:: Data section ::
......

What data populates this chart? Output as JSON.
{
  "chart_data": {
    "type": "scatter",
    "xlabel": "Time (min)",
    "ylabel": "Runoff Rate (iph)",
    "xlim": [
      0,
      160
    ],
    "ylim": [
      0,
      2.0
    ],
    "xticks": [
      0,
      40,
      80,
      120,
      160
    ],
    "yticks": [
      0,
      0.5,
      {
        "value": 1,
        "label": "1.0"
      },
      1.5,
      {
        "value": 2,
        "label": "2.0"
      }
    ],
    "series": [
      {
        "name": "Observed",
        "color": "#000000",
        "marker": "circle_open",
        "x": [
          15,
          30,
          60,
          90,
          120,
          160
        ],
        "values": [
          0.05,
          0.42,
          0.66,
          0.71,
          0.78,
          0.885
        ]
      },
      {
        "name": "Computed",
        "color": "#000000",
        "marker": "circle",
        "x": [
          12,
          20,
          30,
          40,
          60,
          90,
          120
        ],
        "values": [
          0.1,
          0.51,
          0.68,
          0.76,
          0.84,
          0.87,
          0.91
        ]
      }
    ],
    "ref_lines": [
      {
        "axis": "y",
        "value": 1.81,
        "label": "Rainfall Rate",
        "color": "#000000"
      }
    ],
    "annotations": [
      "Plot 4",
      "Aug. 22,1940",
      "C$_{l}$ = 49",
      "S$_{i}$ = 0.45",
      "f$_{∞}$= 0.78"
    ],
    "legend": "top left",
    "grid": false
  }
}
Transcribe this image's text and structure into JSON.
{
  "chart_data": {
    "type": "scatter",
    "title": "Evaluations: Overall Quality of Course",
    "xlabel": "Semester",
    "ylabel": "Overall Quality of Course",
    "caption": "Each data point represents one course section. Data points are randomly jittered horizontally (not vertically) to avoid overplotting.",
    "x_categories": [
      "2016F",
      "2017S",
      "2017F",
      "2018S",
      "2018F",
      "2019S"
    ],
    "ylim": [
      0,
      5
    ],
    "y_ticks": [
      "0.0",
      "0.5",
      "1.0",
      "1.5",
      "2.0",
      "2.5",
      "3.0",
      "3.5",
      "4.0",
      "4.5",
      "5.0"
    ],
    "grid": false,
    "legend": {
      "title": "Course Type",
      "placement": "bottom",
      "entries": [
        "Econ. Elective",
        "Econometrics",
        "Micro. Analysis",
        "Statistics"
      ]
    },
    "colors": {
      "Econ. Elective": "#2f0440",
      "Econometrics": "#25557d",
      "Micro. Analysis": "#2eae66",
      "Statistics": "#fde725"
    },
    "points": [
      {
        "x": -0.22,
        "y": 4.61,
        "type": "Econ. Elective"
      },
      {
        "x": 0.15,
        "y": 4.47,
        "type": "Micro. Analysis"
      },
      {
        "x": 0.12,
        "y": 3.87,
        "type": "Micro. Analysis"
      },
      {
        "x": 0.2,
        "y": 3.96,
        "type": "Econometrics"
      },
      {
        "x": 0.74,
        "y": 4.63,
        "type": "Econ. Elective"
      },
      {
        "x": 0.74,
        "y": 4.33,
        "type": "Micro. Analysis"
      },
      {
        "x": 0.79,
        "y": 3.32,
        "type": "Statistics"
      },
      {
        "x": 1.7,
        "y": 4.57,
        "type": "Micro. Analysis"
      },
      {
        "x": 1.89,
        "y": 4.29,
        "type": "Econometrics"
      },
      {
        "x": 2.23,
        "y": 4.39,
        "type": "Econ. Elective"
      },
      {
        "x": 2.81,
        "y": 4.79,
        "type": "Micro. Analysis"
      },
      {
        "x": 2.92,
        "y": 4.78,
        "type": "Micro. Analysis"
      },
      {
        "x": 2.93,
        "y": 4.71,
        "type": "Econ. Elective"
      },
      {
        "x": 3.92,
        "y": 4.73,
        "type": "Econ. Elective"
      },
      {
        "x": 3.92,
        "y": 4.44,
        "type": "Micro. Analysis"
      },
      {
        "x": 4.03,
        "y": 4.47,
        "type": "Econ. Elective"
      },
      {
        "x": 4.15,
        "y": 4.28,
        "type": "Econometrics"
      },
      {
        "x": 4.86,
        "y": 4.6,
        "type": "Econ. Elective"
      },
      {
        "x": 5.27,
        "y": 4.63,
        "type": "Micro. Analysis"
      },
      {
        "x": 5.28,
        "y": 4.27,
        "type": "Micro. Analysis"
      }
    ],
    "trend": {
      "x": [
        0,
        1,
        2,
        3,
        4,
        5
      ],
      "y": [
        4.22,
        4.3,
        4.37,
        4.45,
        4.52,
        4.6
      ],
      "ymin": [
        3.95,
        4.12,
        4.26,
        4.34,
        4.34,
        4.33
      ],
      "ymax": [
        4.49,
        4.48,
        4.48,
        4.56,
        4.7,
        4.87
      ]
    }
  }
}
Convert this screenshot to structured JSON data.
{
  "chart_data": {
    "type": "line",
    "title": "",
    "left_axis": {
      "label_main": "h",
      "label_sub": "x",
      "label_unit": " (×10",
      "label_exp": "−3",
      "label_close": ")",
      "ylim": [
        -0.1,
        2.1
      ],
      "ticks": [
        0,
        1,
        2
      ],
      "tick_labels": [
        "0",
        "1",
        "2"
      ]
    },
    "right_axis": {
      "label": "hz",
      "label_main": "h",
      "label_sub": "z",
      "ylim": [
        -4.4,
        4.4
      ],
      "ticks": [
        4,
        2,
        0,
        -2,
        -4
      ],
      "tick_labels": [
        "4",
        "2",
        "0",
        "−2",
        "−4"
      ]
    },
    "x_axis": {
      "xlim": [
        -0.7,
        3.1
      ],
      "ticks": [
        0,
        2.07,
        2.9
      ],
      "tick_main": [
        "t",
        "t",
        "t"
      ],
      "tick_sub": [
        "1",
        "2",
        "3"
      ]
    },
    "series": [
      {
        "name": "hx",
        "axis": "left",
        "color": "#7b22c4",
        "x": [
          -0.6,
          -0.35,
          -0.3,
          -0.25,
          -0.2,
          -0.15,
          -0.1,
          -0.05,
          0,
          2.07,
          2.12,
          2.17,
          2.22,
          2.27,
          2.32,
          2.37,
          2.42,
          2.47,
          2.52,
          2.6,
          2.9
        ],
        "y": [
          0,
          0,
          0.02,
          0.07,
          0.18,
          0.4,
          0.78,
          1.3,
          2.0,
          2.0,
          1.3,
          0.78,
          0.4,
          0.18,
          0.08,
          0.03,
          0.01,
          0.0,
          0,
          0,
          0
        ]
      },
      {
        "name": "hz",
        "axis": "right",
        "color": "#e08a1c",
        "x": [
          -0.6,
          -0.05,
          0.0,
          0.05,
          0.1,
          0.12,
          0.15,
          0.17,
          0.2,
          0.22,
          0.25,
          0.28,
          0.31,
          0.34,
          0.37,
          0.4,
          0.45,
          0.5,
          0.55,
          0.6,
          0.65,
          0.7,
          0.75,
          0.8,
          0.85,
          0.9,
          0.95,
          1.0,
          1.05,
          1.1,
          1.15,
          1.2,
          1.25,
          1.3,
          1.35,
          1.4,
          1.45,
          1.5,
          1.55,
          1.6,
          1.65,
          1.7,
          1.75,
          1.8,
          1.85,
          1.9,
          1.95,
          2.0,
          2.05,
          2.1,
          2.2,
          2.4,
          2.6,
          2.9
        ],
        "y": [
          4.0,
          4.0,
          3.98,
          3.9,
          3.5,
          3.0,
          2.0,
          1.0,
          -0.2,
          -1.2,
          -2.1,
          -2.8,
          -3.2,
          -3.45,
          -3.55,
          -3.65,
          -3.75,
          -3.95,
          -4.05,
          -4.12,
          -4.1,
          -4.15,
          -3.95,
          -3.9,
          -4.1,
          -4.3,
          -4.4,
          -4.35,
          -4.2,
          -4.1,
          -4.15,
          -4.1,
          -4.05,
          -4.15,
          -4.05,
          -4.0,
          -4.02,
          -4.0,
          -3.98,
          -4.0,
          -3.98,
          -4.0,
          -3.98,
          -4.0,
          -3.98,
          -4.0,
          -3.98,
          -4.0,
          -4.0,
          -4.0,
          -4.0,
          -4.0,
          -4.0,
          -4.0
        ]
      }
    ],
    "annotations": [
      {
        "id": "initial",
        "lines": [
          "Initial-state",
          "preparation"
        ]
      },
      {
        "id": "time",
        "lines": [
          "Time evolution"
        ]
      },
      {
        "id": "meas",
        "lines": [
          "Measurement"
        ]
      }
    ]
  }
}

......

:: Aim of the task ::
From the entries above, copy each line holding "this".

:: Final answer ::
What data populates this chart? Output as JSON.
Transcribe this image's text and structure into JSON.
Convert this screenshot to structured JSON data.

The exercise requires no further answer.